[RECORDS PROVIDED start]

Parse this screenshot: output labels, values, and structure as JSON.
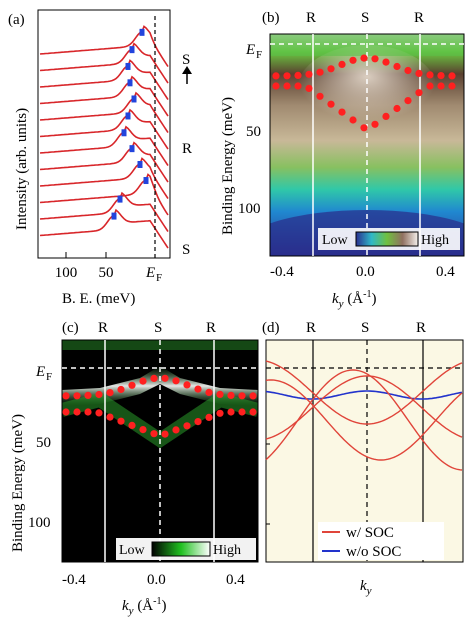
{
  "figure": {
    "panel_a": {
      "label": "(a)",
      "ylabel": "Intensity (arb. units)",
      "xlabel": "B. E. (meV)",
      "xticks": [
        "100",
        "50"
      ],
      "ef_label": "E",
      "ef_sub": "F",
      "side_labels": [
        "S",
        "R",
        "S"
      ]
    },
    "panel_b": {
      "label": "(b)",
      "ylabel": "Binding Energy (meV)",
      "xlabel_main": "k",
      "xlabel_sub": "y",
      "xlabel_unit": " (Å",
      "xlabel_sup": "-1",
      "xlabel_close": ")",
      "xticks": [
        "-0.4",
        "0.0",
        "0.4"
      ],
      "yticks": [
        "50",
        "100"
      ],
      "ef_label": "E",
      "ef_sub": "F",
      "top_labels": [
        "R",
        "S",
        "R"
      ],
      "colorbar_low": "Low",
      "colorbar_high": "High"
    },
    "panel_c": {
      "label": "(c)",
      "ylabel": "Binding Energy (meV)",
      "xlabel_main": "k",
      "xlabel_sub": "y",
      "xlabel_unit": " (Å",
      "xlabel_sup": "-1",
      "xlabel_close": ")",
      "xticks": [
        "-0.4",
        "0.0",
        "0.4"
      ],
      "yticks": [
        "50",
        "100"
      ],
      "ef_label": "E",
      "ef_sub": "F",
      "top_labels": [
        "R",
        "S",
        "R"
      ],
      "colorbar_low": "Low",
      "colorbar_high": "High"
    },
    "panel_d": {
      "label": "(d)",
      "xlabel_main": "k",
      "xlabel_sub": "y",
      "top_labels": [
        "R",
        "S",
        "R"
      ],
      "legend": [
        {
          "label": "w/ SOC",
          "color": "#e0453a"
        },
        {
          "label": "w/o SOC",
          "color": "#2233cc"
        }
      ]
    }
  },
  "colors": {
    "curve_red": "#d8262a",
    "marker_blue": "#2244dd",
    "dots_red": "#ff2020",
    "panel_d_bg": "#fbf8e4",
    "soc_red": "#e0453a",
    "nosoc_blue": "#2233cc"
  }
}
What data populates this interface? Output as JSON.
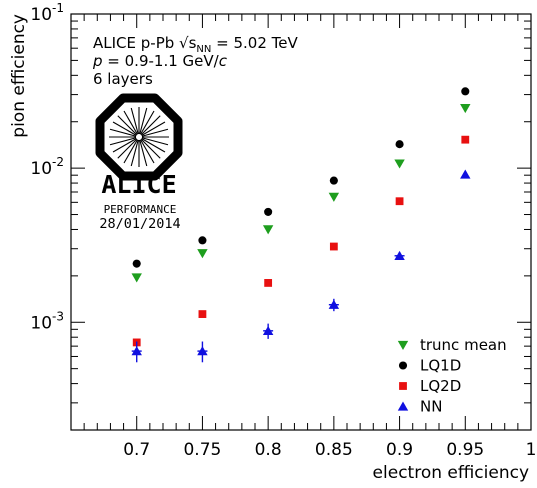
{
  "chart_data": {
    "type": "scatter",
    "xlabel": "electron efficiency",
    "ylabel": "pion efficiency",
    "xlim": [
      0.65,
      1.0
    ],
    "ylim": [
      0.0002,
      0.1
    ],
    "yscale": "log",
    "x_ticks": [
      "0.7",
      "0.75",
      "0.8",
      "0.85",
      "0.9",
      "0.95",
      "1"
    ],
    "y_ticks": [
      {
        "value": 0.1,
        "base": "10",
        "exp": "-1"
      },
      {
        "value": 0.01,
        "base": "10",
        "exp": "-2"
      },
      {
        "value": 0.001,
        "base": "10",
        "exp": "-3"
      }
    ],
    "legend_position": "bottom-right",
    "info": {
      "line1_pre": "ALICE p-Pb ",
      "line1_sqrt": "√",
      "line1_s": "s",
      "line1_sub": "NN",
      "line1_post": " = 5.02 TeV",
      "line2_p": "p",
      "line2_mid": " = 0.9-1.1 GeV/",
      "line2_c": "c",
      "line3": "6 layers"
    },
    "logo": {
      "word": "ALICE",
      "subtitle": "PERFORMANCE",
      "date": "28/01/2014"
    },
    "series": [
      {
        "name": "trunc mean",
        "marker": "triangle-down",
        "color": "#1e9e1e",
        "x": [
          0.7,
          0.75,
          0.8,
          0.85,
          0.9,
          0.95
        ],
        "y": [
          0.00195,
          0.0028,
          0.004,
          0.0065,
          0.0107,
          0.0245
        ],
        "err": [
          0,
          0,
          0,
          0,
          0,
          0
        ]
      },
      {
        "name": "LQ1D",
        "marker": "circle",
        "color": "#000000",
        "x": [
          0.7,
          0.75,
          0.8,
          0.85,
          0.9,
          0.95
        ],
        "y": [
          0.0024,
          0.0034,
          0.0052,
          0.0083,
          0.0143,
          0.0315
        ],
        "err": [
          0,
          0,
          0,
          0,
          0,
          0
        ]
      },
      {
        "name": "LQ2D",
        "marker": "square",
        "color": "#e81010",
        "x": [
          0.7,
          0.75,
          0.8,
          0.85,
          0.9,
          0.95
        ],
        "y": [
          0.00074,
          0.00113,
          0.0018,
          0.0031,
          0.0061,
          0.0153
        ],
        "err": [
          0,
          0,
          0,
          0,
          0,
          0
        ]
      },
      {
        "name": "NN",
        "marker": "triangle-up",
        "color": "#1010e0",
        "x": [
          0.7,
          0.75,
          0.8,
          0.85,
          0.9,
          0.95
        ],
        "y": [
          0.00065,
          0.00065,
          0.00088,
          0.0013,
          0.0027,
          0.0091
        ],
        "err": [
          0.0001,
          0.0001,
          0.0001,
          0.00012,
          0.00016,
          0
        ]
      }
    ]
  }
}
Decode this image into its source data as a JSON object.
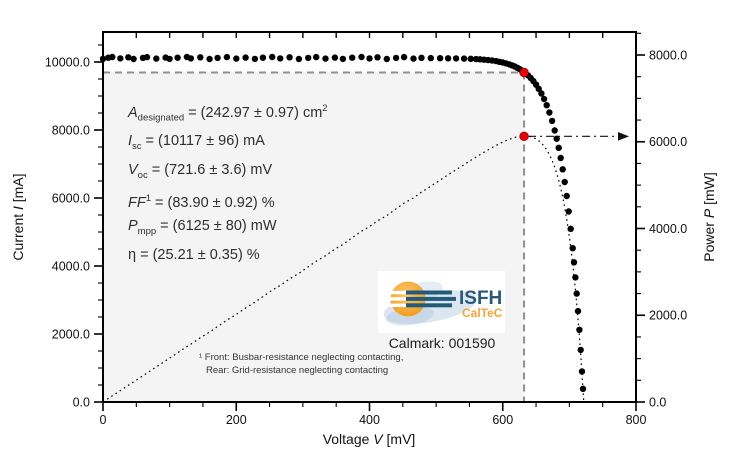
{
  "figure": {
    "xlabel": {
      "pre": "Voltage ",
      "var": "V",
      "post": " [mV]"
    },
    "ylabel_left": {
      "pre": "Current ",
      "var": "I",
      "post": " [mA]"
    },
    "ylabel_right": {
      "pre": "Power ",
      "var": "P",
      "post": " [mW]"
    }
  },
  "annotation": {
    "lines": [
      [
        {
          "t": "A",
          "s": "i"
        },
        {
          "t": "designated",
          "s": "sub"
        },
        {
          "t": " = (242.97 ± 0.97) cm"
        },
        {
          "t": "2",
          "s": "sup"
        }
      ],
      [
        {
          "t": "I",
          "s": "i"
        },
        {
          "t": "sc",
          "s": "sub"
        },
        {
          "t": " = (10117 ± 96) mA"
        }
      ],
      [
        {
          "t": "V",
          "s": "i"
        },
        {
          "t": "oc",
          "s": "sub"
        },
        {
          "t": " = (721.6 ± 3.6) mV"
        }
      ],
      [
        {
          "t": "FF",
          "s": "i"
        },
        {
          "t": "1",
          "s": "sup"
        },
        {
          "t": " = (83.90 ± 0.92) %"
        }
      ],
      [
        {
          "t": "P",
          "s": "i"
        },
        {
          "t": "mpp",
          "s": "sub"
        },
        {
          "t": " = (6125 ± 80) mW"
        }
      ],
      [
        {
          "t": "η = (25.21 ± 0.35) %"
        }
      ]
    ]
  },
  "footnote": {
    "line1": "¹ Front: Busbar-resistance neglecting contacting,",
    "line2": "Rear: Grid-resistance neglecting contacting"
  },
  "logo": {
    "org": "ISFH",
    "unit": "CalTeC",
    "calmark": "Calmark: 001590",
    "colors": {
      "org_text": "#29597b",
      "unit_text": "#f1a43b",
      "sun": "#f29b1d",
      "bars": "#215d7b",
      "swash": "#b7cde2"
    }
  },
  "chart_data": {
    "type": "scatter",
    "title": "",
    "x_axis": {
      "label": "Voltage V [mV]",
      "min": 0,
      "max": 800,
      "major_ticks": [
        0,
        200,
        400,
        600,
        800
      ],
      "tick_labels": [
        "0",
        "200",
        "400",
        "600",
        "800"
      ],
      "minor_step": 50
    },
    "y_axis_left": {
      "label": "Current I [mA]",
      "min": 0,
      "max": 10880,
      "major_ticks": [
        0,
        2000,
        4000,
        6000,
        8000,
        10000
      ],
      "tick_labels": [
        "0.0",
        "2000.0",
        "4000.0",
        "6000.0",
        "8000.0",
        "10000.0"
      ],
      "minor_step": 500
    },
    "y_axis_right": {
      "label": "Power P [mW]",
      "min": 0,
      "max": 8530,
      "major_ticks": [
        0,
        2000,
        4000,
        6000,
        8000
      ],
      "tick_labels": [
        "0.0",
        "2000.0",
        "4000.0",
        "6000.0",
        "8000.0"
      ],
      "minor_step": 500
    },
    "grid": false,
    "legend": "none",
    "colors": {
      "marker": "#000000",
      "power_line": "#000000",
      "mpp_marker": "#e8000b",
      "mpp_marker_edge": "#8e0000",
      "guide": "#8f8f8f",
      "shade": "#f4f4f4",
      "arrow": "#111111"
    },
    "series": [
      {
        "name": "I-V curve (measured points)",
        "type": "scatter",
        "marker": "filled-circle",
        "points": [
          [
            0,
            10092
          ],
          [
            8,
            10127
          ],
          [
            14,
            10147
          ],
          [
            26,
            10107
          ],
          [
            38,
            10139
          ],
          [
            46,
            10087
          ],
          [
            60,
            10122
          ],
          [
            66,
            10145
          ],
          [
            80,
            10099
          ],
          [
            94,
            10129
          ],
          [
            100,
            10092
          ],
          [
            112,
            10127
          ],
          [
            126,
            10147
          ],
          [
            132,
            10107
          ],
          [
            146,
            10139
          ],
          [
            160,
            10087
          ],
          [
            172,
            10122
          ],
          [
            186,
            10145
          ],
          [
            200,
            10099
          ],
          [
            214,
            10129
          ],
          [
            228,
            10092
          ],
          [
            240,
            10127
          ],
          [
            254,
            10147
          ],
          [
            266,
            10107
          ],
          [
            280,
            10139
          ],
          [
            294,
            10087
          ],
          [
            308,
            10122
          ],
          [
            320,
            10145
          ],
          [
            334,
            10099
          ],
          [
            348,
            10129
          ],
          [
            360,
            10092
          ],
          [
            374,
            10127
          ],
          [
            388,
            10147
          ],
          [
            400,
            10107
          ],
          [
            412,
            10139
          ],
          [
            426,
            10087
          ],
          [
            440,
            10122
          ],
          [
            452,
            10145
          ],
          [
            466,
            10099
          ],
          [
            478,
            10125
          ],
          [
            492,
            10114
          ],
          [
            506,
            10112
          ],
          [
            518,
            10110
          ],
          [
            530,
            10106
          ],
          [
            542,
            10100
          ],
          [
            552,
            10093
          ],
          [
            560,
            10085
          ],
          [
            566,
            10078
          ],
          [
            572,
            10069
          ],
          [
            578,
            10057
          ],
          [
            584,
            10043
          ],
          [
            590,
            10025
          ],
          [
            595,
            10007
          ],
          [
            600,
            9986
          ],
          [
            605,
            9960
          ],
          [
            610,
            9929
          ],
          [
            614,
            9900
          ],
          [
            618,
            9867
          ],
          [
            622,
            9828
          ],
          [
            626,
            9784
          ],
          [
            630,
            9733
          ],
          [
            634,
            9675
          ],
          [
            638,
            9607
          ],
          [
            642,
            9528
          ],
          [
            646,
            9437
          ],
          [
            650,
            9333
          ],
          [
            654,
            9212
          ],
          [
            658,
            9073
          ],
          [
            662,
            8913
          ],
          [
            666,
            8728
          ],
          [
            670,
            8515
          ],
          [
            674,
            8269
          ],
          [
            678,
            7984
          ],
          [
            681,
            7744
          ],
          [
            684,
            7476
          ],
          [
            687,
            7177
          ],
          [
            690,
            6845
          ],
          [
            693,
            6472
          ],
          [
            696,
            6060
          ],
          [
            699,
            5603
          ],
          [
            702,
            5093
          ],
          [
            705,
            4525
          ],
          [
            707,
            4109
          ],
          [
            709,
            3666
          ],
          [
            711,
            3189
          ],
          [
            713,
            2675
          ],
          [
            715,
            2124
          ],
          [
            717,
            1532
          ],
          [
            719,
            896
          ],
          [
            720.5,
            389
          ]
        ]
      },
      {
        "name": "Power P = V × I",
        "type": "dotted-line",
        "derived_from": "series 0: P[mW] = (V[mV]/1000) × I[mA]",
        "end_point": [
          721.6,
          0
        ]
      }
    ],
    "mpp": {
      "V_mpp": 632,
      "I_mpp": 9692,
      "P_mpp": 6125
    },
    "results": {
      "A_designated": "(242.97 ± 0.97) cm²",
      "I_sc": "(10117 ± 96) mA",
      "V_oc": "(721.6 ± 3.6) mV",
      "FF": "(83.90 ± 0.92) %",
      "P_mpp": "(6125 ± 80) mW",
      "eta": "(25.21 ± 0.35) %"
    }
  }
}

[RECORDS PROVIDED end]

* **PROBLEM**
Search the lines above for the string "JSON" and copy each line that has it.

* **RESULT OF THE EXERCISE**
Parse this screenshot: output labels, values, and structure as JSON.
What data populates this interface? Output as JSON.
Decode this image into its source data as a JSON object.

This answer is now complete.